Task: Return each line holding the string "Time".

-------- Record set --------

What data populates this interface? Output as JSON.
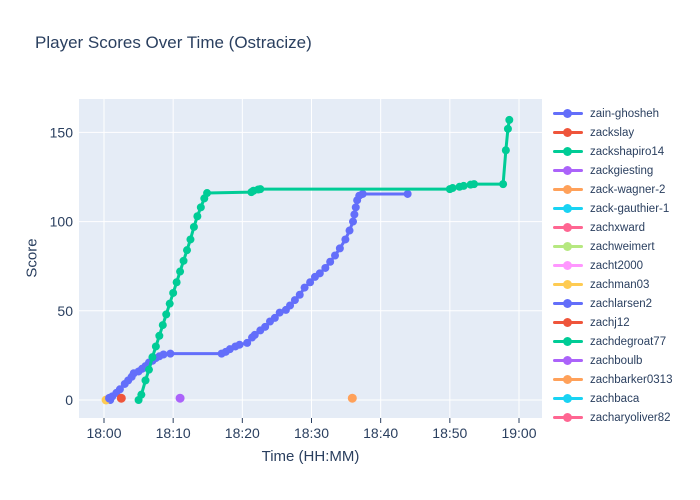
{
  "title": "Player Scores Over Time (Ostracize)",
  "colors": {
    "text": "#2a3f5f",
    "grid": "#ffffff",
    "plot_bg": "#e5ecf6",
    "paper_bg": "#ffffff"
  },
  "chart_data": {
    "type": "line",
    "title": "Player Scores Over Time (Ostracize)",
    "xlabel": "Time (HH:MM)",
    "ylabel": "Score",
    "x_tick_labels": [
      "18:00",
      "18:10",
      "18:20",
      "18:30",
      "18:40",
      "18:50",
      "19:00"
    ],
    "x_tick_minutes": [
      0,
      10,
      20,
      30,
      40,
      50,
      60
    ],
    "y_ticks": [
      0,
      50,
      100,
      150
    ],
    "x_units": "minutes after 18:00",
    "x_range_minutes": [
      -3.6,
      63.3
    ],
    "y_range": [
      -10,
      169
    ],
    "grid": true,
    "legend_position": "right",
    "legend": [
      {
        "label": "zain-ghosheh",
        "color": "#636efa"
      },
      {
        "label": "zackslay",
        "color": "#ef553b"
      },
      {
        "label": "zackshapiro14",
        "color": "#00cc96"
      },
      {
        "label": "zackgiesting",
        "color": "#ab63fa"
      },
      {
        "label": "zack-wagner-2",
        "color": "#ffa15a"
      },
      {
        "label": "zack-gauthier-1",
        "color": "#19d3f3"
      },
      {
        "label": "zachxward",
        "color": "#ff6692"
      },
      {
        "label": "zachweimert",
        "color": "#b6e880"
      },
      {
        "label": "zacht2000",
        "color": "#ff97ff"
      },
      {
        "label": "zachman03",
        "color": "#fecb52"
      },
      {
        "label": "zachlarsen2",
        "color": "#636efa"
      },
      {
        "label": "zachj12",
        "color": "#ef553b"
      },
      {
        "label": "zachdegroat77",
        "color": "#00cc96"
      },
      {
        "label": "zachboulb",
        "color": "#ab63fa"
      },
      {
        "label": "zachbarker0313",
        "color": "#ffa15a"
      },
      {
        "label": "zachbaca",
        "color": "#19d3f3"
      },
      {
        "label": "zacharyoliver82",
        "color": "#ff6692"
      }
    ],
    "series": [
      {
        "name": "zain-ghosheh",
        "color": "#636efa",
        "mode": "lines+markers",
        "points": [
          [
            0.9,
            0
          ],
          [
            1.2,
            2
          ],
          [
            1.8,
            4
          ],
          [
            2.3,
            6
          ],
          [
            3,
            9
          ],
          [
            3.5,
            11
          ],
          [
            4,
            13
          ],
          [
            4.3,
            15
          ],
          [
            5,
            16
          ],
          [
            5.5,
            17.5
          ],
          [
            6,
            19
          ],
          [
            6.5,
            21
          ],
          [
            7,
            22
          ],
          [
            7.5,
            23.5
          ],
          [
            8,
            24.5
          ],
          [
            8.6,
            25.5
          ],
          [
            9.6,
            26
          ],
          [
            17,
            26
          ],
          [
            17.6,
            27
          ],
          [
            18.2,
            28.5
          ],
          [
            19,
            30
          ],
          [
            19.6,
            31
          ],
          [
            20.7,
            32
          ],
          [
            21.4,
            35
          ],
          [
            21.8,
            36.5
          ],
          [
            22.6,
            39
          ],
          [
            23.3,
            41
          ],
          [
            24,
            44
          ],
          [
            24.7,
            46
          ],
          [
            25.4,
            49
          ],
          [
            26.3,
            50.5
          ],
          [
            26.9,
            53
          ],
          [
            27.6,
            56
          ],
          [
            28.3,
            59
          ],
          [
            29,
            63
          ],
          [
            29.8,
            66
          ],
          [
            30.5,
            69
          ],
          [
            31.2,
            71
          ],
          [
            32,
            74
          ],
          [
            32.7,
            77.5
          ],
          [
            33.4,
            81
          ],
          [
            34.1,
            85
          ],
          [
            34.9,
            90
          ],
          [
            35.5,
            95
          ],
          [
            36,
            100
          ],
          [
            36.2,
            104
          ],
          [
            36.4,
            108
          ],
          [
            36.6,
            112
          ],
          [
            36.9,
            114.5
          ],
          [
            37.4,
            115.5
          ],
          [
            43.9,
            115.5
          ]
        ]
      },
      {
        "name": "zackslay",
        "color": "#ef553b",
        "mode": "markers",
        "points": [
          [
            2.5,
            1
          ]
        ]
      },
      {
        "name": "zackshapiro14",
        "color": "#00cc96",
        "mode": "lines+markers",
        "points": [
          [
            5,
            0
          ],
          [
            5.4,
            3
          ],
          [
            6,
            11
          ],
          [
            6.5,
            17
          ],
          [
            7,
            24
          ],
          [
            7.5,
            30
          ],
          [
            8,
            36
          ],
          [
            8.5,
            42
          ],
          [
            9,
            48
          ],
          [
            9.5,
            54
          ],
          [
            10,
            60
          ],
          [
            10.5,
            66
          ],
          [
            11,
            72
          ],
          [
            11.5,
            78
          ],
          [
            12,
            84
          ],
          [
            12.5,
            90
          ],
          [
            13,
            97
          ],
          [
            13.5,
            103
          ],
          [
            14,
            108
          ],
          [
            14.5,
            113
          ],
          [
            14.9,
            116
          ],
          [
            21.3,
            116.5
          ],
          [
            21.6,
            117.3
          ],
          [
            22.3,
            118
          ],
          [
            22.6,
            118.2
          ],
          [
            50,
            118.2
          ],
          [
            50.4,
            118.8
          ],
          [
            51.4,
            119.5
          ],
          [
            52,
            120
          ],
          [
            53,
            120.7
          ],
          [
            53.5,
            121
          ],
          [
            57.7,
            121
          ],
          [
            58.1,
            140
          ],
          [
            58.4,
            152
          ],
          [
            58.6,
            157
          ]
        ]
      },
      {
        "name": "zackgiesting",
        "color": "#ab63fa",
        "mode": "markers",
        "points": [
          [
            11,
            1
          ]
        ]
      },
      {
        "name": "zack-wagner-2",
        "color": "#ffa15a",
        "mode": "markers",
        "points": [
          [
            35.9,
            1
          ]
        ]
      },
      {
        "name": "zachman03",
        "color": "#fecb52",
        "mode": "markers",
        "points": [
          [
            0.3,
            0
          ]
        ]
      },
      {
        "name": "zachlarsen2",
        "color": "#636efa",
        "mode": "markers",
        "points": [
          [
            0.8,
            1
          ]
        ]
      }
    ]
  }
}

--------

Worked answer:
  "title": "Player Scores Over Time (Ostracize)",
    "title": "Player Scores Over Time (Ostracize)",
    "xlabel": "Time (HH:MM)",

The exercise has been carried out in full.